DATASET.
##############################

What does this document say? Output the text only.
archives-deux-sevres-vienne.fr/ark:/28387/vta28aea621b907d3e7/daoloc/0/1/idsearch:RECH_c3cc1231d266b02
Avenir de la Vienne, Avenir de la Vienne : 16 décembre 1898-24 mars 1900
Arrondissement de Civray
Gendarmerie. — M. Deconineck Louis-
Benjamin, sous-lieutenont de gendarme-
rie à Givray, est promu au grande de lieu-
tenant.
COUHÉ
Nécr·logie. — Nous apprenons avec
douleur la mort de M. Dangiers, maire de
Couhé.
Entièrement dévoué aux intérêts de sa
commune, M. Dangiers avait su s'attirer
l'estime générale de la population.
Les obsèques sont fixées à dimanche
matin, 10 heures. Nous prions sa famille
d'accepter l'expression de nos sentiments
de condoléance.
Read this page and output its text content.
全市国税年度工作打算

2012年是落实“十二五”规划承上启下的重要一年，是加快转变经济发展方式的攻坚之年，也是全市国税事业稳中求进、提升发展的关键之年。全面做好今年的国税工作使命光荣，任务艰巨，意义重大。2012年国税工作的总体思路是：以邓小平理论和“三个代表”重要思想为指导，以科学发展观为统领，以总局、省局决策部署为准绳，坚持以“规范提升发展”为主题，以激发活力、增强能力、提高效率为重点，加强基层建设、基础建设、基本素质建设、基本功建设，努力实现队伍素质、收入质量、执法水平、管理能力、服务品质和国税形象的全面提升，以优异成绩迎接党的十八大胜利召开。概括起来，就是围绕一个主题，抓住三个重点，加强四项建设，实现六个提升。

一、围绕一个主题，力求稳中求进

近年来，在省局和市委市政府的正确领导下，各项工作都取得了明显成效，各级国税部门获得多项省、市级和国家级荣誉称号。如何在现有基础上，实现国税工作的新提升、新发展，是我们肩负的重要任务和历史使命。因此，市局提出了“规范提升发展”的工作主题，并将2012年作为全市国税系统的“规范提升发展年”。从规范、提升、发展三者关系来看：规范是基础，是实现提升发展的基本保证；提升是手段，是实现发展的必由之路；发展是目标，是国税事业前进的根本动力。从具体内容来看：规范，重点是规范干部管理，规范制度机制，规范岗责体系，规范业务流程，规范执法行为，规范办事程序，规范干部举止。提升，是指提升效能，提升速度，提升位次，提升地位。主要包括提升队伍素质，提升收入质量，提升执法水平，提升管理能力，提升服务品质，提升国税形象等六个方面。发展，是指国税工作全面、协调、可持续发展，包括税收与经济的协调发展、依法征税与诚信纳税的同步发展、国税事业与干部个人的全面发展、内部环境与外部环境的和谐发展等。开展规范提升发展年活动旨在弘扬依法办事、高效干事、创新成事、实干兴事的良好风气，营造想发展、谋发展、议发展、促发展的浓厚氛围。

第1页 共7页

##############################

SHORT PROBLEM.
From the records above, pull out each line that has "text".

RESPONSE BELOW.
What does this document say? Output the text only.
Read this page and output its text content.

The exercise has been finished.